Exercise requirements
Search the listing for the string "this" and copy every line that contains it.

[Stored records]
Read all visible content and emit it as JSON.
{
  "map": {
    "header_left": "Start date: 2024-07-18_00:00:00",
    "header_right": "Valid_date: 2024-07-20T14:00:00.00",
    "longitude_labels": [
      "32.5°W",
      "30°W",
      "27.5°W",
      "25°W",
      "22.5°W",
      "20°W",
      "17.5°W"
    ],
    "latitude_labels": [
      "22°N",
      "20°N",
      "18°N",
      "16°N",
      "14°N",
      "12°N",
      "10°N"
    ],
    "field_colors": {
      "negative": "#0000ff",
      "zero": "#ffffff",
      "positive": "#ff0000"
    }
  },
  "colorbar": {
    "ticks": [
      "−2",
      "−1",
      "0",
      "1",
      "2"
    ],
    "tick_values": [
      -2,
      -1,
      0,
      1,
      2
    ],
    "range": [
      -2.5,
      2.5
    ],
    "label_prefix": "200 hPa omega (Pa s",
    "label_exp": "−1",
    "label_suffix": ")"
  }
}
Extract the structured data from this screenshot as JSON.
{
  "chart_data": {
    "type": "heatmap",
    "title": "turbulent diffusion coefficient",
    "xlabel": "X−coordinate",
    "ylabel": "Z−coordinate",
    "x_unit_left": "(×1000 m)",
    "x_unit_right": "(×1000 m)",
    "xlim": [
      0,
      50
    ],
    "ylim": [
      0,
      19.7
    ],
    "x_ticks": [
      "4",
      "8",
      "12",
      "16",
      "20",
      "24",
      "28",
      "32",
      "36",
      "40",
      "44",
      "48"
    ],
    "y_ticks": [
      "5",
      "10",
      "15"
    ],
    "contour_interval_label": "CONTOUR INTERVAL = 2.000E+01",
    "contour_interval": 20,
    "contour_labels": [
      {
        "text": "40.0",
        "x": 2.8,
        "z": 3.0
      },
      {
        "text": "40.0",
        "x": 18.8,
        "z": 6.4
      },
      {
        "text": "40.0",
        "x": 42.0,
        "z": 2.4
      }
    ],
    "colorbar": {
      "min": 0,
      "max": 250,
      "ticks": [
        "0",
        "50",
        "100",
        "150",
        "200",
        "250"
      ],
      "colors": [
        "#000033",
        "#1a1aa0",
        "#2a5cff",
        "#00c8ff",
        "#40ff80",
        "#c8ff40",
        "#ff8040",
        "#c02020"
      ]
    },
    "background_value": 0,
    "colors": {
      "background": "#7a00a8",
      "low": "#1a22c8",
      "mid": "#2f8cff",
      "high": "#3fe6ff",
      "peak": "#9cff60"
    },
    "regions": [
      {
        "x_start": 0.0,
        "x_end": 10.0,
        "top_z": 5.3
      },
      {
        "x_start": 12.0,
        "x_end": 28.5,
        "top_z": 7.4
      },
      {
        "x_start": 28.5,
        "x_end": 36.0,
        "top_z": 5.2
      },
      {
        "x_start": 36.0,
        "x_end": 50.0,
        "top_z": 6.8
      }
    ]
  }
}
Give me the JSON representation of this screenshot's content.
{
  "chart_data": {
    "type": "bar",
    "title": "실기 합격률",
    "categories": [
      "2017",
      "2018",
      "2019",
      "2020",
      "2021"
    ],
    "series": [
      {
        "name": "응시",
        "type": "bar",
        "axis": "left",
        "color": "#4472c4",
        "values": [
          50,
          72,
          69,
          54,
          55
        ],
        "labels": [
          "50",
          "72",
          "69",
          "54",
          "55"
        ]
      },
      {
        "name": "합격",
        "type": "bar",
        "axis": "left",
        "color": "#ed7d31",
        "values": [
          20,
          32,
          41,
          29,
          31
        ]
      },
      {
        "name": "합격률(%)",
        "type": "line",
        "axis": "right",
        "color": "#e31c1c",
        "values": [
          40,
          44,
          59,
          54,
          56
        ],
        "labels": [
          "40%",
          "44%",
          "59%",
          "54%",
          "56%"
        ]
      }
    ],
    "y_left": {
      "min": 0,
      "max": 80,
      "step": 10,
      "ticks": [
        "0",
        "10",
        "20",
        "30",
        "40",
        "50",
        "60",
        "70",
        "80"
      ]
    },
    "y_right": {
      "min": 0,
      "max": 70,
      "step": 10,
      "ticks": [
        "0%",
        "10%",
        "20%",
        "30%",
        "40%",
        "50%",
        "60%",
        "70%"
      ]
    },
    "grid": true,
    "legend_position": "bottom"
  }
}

Solved exercise
Extract the structured data from this screenshot as JSON.
Give me the JSON representation of this screenshot's content.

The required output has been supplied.